§ **Given exercise**
The entries below are to be written out again without alteration.

####################

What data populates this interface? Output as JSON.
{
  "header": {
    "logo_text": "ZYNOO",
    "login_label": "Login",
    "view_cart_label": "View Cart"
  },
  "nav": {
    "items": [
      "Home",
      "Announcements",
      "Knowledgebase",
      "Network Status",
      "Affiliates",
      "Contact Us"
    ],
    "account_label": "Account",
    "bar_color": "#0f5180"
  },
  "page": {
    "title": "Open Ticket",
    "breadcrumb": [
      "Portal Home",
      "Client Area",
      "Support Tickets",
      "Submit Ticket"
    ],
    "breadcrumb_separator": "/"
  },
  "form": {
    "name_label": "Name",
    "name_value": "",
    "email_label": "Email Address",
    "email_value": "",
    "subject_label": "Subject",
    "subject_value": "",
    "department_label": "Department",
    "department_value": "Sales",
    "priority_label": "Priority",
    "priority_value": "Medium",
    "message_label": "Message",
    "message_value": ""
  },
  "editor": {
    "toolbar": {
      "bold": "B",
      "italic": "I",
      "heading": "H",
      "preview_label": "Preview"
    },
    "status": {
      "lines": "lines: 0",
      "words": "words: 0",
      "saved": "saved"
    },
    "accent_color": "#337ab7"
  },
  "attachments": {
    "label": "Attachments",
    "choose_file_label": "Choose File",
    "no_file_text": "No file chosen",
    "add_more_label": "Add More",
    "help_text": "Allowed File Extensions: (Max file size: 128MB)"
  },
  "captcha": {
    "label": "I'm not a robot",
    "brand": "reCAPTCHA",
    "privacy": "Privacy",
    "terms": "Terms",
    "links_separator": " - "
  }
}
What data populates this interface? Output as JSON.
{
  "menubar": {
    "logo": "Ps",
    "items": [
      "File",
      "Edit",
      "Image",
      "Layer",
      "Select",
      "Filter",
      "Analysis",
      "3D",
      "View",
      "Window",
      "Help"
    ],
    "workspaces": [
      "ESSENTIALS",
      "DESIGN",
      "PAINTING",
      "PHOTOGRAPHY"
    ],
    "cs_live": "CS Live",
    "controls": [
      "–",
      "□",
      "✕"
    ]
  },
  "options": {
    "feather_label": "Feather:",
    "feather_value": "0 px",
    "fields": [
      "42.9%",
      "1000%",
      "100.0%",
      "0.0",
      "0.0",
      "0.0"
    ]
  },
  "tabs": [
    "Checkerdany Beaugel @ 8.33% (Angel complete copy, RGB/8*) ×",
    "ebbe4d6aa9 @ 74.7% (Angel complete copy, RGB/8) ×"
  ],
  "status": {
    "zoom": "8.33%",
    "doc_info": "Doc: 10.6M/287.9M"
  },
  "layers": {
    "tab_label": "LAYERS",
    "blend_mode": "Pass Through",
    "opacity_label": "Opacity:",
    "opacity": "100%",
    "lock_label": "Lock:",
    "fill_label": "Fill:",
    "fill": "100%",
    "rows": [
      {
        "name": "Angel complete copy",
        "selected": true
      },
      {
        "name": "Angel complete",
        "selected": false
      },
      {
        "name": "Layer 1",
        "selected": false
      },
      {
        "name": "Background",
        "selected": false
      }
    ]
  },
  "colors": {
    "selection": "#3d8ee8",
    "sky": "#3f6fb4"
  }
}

####################

§ **Response to this exercise**
What data populates this interface? Output as JSON.
{
  "header": {
    "logo_text": "ZYNOO",
    "login_label": "Login",
    "view_cart_label": "View Cart"
  },
  "nav": {
    "items": [
      "Home",
      "Announcements",
      "Knowledgebase",
      "Network Status",
      "Affiliates",
      "Contact Us"
    ],
    "account_label": "Account",
    "bar_color": "#0f5180"
  },
  "page": {
    "title": "Open Ticket",
    "breadcrumb": [
      "Portal Home",
      "Client Area",
      "Support Tickets",
      "Submit Ticket"
    ],
    "breadcrumb_separator": "/"
  },
  "form": {
    "name_label": "Name",
    "name_value": "",
    "email_label": "Email Address",
    "email_value": "",
    "subject_label": "Subject",
    "subject_value": "",
    "department_label": "Department",
    "department_value": "Sales",
    "priority_label": "Priority",
    "priority_value": "Medium",
    "message_label": "Message",
    "message_value": ""
  },
  "editor": {
    "toolbar": {
      "bold": "B",
      "italic": "I",
      "heading": "H",
      "preview_label": "Preview"
    },
    "status": {
      "lines": "lines: 0",
      "words": "words: 0",
      "saved": "saved"
    },
    "accent_color": "#337ab7"
  },
  "attachments": {
    "label": "Attachments",
    "choose_file_label": "Choose File",
    "no_file_text": "No file chosen",
    "add_more_label": "Add More",
    "help_text": "Allowed File Extensions: (Max file size: 128MB)"
  },
  "captcha": {
    "label": "I'm not a robot",
    "brand": "reCAPTCHA",
    "privacy": "Privacy",
    "terms": "Terms",
    "links_separator": " - "
  }
}
What data populates this interface? Output as JSON.
{
  "menubar": {
    "logo": "Ps",
    "items": [
      "File",
      "Edit",
      "Image",
      "Layer",
      "Select",
      "Filter",
      "Analysis",
      "3D",
      "View",
      "Window",
      "Help"
    ],
    "workspaces": [
      "ESSENTIALS",
      "DESIGN",
      "PAINTING",
      "PHOTOGRAPHY"
    ],
    "cs_live": "CS Live",
    "controls": [
      "–",
      "□",
      "✕"
    ]
  },
  "options": {
    "feather_label": "Feather:",
    "feather_value": "0 px",
    "fields": [
      "42.9%",
      "1000%",
      "100.0%",
      "0.0",
      "0.0",
      "0.0"
    ]
  },
  "tabs": [
    "Checkerdany Beaugel @ 8.33% (Angel complete copy, RGB/8*) ×",
    "ebbe4d6aa9 @ 74.7% (Angel complete copy, RGB/8) ×"
  ],
  "status": {
    "zoom": "8.33%",
    "doc_info": "Doc: 10.6M/287.9M"
  },
  "layers": {
    "tab_label": "LAYERS",
    "blend_mode": "Pass Through",
    "opacity_label": "Opacity:",
    "opacity": "100%",
    "lock_label": "Lock:",
    "fill_label": "Fill:",
    "fill": "100%",
    "rows": [
      {
        "name": "Angel complete copy",
        "selected": true
      },
      {
        "name": "Angel complete",
        "selected": false
      },
      {
        "name": "Layer 1",
        "selected": false
      },
      {
        "name": "Background",
        "selected": false
      }
    ]
  },
  "colors": {
    "selection": "#3d8ee8",
    "sky": "#3f6fb4"
  }
}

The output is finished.